* Exercise details *
Present everything from the start of the material down to and including the line containing "bar [604, 179, 668, 418]" as a Markdown table with the columns Row and Entry. Number each line in Row and leave out any blank lines.

* Supplied material *

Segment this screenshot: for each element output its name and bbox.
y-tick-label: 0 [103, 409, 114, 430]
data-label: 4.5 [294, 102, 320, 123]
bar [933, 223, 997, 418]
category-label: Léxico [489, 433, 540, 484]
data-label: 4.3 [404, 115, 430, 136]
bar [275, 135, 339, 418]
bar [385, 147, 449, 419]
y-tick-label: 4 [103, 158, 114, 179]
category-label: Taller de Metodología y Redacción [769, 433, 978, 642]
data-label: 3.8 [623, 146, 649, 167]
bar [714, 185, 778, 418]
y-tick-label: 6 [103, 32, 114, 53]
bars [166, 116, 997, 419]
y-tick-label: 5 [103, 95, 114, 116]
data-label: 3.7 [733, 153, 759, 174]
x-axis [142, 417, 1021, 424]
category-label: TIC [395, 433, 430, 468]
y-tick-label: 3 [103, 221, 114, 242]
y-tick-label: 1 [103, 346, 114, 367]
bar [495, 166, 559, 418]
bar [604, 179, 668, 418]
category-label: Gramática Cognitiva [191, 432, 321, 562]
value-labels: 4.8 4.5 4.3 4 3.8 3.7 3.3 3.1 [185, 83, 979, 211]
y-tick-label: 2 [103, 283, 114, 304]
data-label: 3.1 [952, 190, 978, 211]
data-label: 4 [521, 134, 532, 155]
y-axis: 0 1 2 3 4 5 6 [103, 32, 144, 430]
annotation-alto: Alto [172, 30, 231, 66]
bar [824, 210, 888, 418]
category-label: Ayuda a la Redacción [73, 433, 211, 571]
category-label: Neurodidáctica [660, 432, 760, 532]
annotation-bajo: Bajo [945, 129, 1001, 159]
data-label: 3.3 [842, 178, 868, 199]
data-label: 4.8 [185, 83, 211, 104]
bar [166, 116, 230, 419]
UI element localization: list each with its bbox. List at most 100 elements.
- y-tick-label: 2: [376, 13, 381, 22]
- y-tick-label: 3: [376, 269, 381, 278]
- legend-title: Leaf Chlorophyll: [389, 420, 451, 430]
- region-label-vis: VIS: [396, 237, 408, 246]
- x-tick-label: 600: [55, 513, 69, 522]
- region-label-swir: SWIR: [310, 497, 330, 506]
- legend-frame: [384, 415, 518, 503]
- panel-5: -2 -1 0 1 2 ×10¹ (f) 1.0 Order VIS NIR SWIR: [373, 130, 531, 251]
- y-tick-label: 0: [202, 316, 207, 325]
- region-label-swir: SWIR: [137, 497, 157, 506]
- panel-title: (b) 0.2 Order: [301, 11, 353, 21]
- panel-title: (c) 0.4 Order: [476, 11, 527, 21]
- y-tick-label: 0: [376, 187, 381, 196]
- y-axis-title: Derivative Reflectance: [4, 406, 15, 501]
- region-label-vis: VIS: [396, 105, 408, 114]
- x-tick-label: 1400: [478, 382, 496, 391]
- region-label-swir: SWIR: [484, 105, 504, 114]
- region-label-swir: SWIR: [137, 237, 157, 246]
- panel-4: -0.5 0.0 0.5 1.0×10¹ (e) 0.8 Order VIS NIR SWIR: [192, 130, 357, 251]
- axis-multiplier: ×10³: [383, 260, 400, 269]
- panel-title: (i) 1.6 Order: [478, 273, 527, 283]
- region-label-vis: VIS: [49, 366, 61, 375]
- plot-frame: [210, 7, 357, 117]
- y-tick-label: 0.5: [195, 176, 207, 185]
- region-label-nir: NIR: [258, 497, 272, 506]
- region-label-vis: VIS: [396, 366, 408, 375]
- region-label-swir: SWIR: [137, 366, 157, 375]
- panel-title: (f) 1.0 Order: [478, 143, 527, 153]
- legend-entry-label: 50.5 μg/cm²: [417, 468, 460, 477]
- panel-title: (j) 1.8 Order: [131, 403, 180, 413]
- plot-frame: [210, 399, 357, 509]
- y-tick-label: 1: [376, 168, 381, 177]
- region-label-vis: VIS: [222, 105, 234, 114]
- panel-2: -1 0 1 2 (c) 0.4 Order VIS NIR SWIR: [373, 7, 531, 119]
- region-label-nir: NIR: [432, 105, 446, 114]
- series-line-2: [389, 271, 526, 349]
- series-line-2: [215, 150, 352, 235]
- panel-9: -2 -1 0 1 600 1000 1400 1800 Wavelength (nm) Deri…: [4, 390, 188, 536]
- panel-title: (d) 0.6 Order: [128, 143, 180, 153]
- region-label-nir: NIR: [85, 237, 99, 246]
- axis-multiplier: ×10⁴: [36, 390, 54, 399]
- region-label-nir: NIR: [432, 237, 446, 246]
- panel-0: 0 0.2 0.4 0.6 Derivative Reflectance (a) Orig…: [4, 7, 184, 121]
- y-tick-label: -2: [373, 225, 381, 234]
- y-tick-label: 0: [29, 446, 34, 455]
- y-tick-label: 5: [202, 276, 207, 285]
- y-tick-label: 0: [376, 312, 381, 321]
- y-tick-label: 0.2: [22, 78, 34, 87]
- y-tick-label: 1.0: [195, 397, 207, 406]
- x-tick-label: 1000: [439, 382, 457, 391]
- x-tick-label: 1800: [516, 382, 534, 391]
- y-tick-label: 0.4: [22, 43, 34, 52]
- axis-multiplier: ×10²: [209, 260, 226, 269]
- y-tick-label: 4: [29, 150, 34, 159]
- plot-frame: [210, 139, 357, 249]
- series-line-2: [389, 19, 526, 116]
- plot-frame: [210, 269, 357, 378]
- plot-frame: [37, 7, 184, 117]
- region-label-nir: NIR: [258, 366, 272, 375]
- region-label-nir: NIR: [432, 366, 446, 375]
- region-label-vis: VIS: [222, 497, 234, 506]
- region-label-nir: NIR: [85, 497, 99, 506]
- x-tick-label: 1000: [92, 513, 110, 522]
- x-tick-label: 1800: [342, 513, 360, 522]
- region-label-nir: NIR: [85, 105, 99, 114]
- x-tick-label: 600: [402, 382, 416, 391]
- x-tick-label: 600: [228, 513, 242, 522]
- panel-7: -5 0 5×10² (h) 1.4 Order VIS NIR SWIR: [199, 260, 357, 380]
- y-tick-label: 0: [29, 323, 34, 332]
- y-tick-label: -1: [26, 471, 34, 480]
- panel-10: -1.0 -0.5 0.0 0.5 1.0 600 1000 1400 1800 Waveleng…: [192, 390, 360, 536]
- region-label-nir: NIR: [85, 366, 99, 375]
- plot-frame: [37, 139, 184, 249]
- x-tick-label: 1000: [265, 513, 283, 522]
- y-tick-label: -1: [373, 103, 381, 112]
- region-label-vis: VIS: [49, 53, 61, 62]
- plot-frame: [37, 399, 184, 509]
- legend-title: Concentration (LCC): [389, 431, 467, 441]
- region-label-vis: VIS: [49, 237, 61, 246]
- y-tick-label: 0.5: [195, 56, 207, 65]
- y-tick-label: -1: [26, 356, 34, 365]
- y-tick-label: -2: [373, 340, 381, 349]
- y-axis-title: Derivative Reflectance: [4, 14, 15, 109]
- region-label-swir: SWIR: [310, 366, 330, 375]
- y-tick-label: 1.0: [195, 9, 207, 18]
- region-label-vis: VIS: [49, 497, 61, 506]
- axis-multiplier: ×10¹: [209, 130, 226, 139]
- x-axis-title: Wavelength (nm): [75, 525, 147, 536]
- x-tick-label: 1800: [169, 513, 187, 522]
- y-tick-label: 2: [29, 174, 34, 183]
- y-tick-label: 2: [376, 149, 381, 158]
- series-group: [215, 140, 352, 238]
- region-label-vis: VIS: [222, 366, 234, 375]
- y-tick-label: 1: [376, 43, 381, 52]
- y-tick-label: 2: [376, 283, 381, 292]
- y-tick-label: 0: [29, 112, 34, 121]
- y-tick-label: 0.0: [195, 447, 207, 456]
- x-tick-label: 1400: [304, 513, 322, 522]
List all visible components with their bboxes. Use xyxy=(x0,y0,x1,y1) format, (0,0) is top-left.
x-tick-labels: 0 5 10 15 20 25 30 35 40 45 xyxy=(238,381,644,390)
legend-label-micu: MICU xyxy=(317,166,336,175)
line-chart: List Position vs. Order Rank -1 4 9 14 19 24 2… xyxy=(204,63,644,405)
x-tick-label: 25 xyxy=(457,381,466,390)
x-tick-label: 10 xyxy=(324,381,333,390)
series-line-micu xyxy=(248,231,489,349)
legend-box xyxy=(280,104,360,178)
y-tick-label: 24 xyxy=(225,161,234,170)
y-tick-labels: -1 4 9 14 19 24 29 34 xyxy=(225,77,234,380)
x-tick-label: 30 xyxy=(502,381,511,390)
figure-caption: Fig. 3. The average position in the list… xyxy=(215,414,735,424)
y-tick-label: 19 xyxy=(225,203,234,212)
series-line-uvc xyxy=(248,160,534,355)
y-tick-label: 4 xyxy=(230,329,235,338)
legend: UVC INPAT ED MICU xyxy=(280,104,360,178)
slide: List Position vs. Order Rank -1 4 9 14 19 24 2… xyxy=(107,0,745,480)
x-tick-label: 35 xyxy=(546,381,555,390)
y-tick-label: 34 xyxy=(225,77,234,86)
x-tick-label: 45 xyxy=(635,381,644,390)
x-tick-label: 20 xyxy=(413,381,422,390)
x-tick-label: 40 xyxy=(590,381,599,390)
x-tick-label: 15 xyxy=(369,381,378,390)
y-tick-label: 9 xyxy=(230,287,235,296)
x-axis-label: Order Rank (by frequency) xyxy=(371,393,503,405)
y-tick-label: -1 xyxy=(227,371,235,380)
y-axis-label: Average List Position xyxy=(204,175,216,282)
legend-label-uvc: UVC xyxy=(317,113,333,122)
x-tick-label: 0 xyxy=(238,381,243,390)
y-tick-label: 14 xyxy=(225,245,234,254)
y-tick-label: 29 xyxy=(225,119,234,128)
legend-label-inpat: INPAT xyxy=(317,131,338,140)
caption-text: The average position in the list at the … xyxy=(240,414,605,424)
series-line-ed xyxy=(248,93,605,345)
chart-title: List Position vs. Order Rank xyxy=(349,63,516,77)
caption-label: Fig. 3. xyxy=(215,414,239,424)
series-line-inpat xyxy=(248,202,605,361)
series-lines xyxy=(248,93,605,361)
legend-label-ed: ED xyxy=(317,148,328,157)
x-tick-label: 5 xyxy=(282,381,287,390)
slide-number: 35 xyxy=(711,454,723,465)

* Answer for this exercise *
| Row | Entry |
|---|---|
| 1 | Segment this screenshot: for each element output its name and bbox. |
| 2 | y-tick-label: 0 [103, 409, 114, 430] |
| 3 | data-label: 4.5 [294, 102, 320, 123] |
| 4 | bar [933, 223, 997, 418] |
| 5 | category-label: Léxico [489, 433, 540, 484] |
| 6 | data-label: 4.3 [404, 115, 430, 136] |
| 7 | bar [275, 135, 339, 418] |
| 8 | bar [385, 147, 449, 419] |
| 9 | y-tick-label: 4 [103, 158, 114, 179] |
| 10 | category-label: Taller de Metodología y Redacción [769, 433, 978, 642] |
| 11 | data-label: 3.8 [623, 146, 649, 167] |
| 12 | bar [714, 185, 778, 418] |
| 13 | y-tick-label: 6 [103, 32, 114, 53] |
| 14 | bars [166, 116, 997, 419] |
| 15 | y-tick-label: 5 [103, 95, 114, 116] |
| 16 | data-label: 3.7 [733, 153, 759, 174] |
| 17 | x-axis [142, 417, 1021, 424] |
| 18 | category-label: TIC [395, 433, 430, 468] |
| 19 | y-tick-label: 3 [103, 221, 114, 242] |
| 20 | y-tick-label: 1 [103, 346, 114, 367] |
| 21 | bar [495, 166, 559, 418] |
| 22 | bar [604, 179, 668, 418] |